**WHAT TO PRODUCE**
Copy all lines in which the word "Lluvia" can be found.

※ ※ ※

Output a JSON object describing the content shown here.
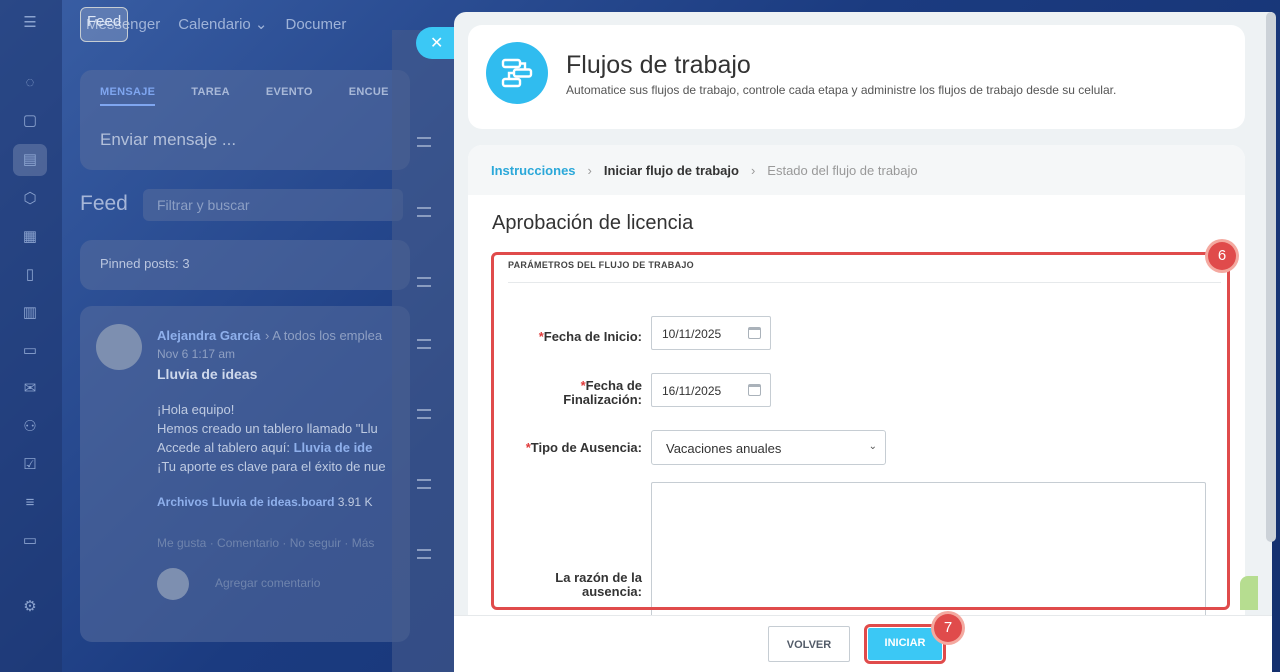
{
  "bg": {
    "nav": [
      "Feed",
      "Messenger",
      "Calendario",
      "Documer"
    ],
    "compose": {
      "tabs": [
        "MENSAJE",
        "TAREA",
        "EVENTO",
        "ENCUE"
      ],
      "placeholder": "Enviar mensaje ..."
    },
    "feed_title": "Feed",
    "search_placeholder": "Filtrar y buscar",
    "pinned": "Pinned posts: 3",
    "post": {
      "author": "Alejandra García",
      "to": "A todos los emplea",
      "date": "Nov 6 1:17 am",
      "title": "Lluvia de ideas",
      "l1": "¡Hola equipo!",
      "l2": "Hemos creado un tablero llamado \"Llu",
      "l3a": "Accede al tablero aquí:",
      "l3b": "Lluvia de ide",
      "l4": "¡Tu aporte es clave para el éxito de nue",
      "files_label": "Archivos",
      "file": "Lluvia de ideas.board",
      "size": "3.91 K",
      "actions": "Me gusta · Comentario · No seguir · Más",
      "comment_ph": "Agregar comentario"
    }
  },
  "header": {
    "title": "Flujos de trabajo",
    "subtitle": "Automatice sus flujos de trabajo, controle cada etapa y administre los flujos de trabajo desde su celular."
  },
  "breadcrumb": [
    "Instrucciones",
    "Iniciar flujo de trabajo",
    "Estado del flujo de trabajo"
  ],
  "form": {
    "title": "Aprobación de licencia",
    "group": "PARÁMETROS DEL FLUJO DE TRABAJO",
    "start_label": "Fecha de Inicio:",
    "start_value": "10/11/2025",
    "end_label_1": "Fecha de",
    "end_label_2": "Finalización:",
    "end_value": "16/11/2025",
    "type_label": "Tipo de Ausencia:",
    "type_value": "Vacaciones anuales",
    "reason_label_1": "La razón de la",
    "reason_label_2": "ausencia:",
    "required_mark": "*"
  },
  "buttons": {
    "back": "VOLVER",
    "start": "INICIAR"
  },
  "annotations": {
    "form_step": "6",
    "button_step": "7",
    "highlight_color": "#e04b4b"
  },
  "colors": {
    "accent": "#3bc8f5",
    "link": "#2ba8d9"
  }
}
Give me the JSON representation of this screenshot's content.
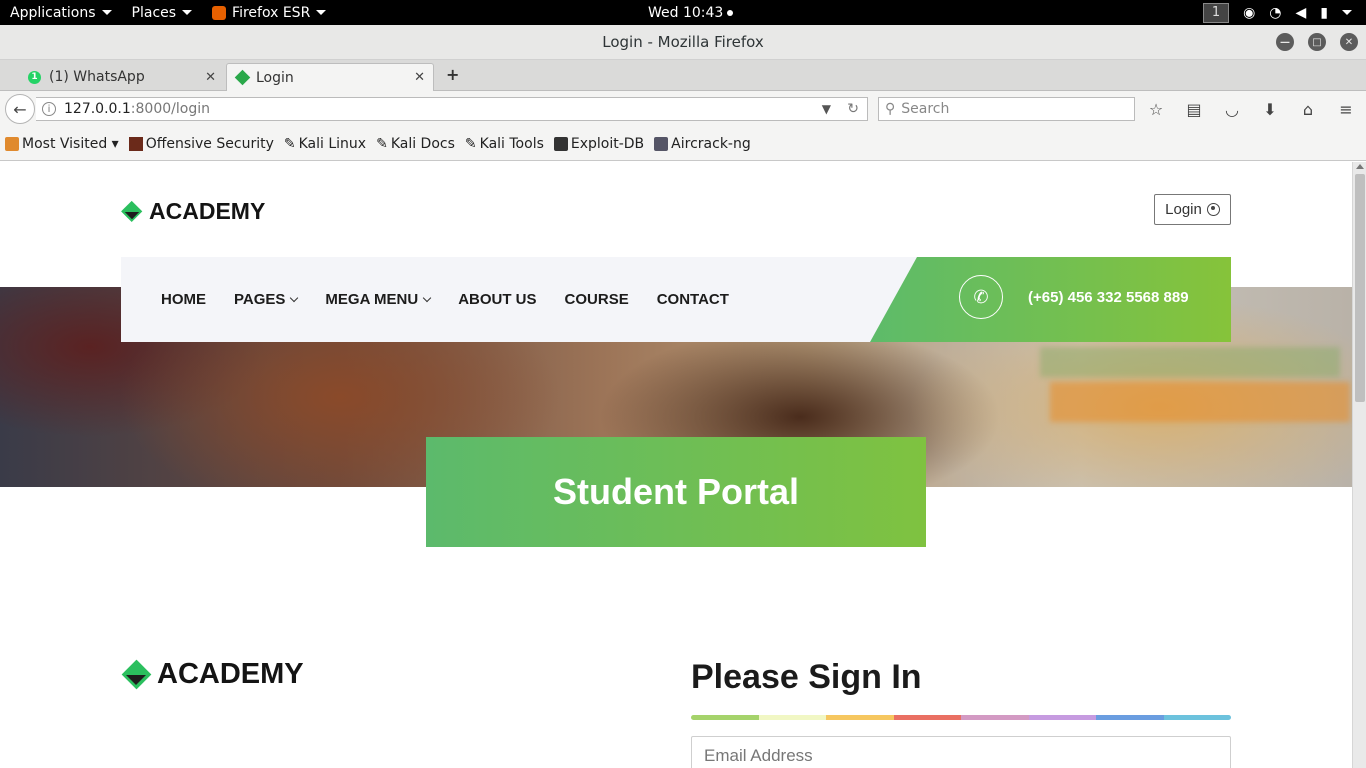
{
  "topbar": {
    "applications": "Applications",
    "places": "Places",
    "firefox": "Firefox ESR",
    "clock": "Wed 10:43",
    "workspace": "1"
  },
  "window": {
    "title": "Login - Mozilla Firefox"
  },
  "tabs": [
    {
      "label": "(1) WhatsApp",
      "badge": "1"
    },
    {
      "label": "Login"
    }
  ],
  "navbar": {
    "url_host": "127.0.0.1",
    "url_path": ":8000/login",
    "search_placeholder": "Search"
  },
  "bookmarks": [
    {
      "label": "Most Visited ▾"
    },
    {
      "label": "Offensive Security"
    },
    {
      "label": "Kali Linux"
    },
    {
      "label": "Kali Docs"
    },
    {
      "label": "Kali Tools"
    },
    {
      "label": "Exploit-DB"
    },
    {
      "label": "Aircrack-ng"
    }
  ],
  "site": {
    "logo": "ACADEMY",
    "login_button": "Login",
    "menu": [
      {
        "label": "HOME"
      },
      {
        "label": "PAGES"
      },
      {
        "label": "MEGA MENU"
      },
      {
        "label": "ABOUT US"
      },
      {
        "label": "COURSE"
      },
      {
        "label": "CONTACT"
      }
    ],
    "phone": "(+65) 456 332 5568 889",
    "banner_title": "Student Portal",
    "signin_title": "Please Sign In",
    "email_placeholder": "Email Address",
    "accent_colors": [
      "#a5d36b",
      "#f1f7c4",
      "#f6c760",
      "#ea7063",
      "#d39ac3",
      "#c69be0",
      "#6a9de0",
      "#6cc2dd"
    ]
  }
}
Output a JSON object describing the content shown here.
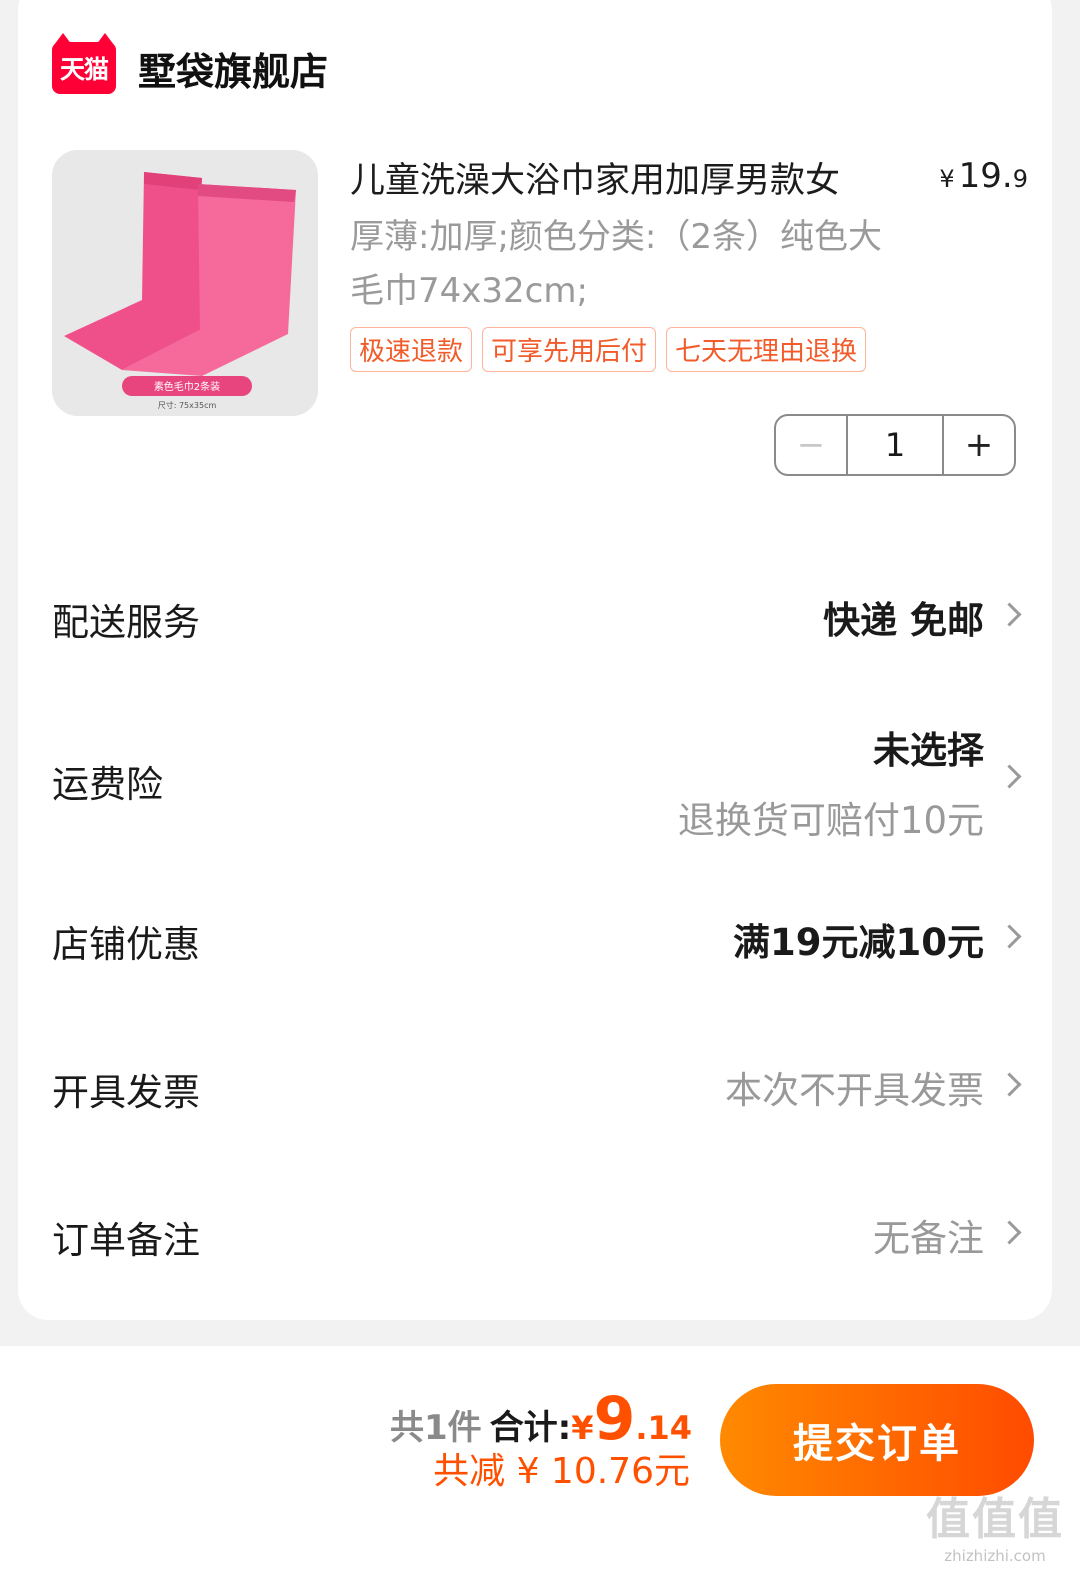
{
  "shop": {
    "badge": "天猫",
    "name": "墅袋旗舰店"
  },
  "product": {
    "image_caption": "素色毛巾2条装",
    "image_size": "尺寸: 75x35cm",
    "title": "儿童洗澡大浴巾家用加厚男款女",
    "price_symbol": "¥",
    "price_int": "19.",
    "price_dec": "9",
    "spec": "厚薄:加厚;颜色分类:（2条）纯色大毛巾74x32cm;",
    "tags": [
      "极速退款",
      "可享先用后付",
      "七天无理由退换"
    ],
    "quantity": "1",
    "minus_label": "−",
    "plus_label": "+"
  },
  "rows": {
    "delivery": {
      "label": "配送服务",
      "value": "快递 免邮"
    },
    "insurance": {
      "label": "运费险",
      "value": "未选择",
      "sub": "退换货可赔付10元"
    },
    "discount": {
      "label": "店铺优惠",
      "value": "满19元减10元"
    },
    "invoice": {
      "label": "开具发票",
      "value": "本次不开具发票"
    },
    "remark": {
      "label": "订单备注",
      "value": "无备注"
    }
  },
  "summary": {
    "count": "共1件",
    "total_label": "合计:",
    "yen": "¥",
    "total_int": "9",
    "total_dec": ".14",
    "saved": "共减 ¥ 10.76元"
  },
  "submit_label": "提交订单",
  "watermark": {
    "main": "值值值",
    "sub": "zhizhizhi.com"
  },
  "colors": {
    "accent": "#ff5000",
    "tmall_red": "#ff0036",
    "tag_text": "#f25b2a",
    "towel_pink": "#f5588a"
  }
}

※ ※ ※

**COMPLETED TASK**
      "title": "Lluvia de ideas",
      "l3b": "Lluvia de ide",
      "file": "Lluvia de ideas.board",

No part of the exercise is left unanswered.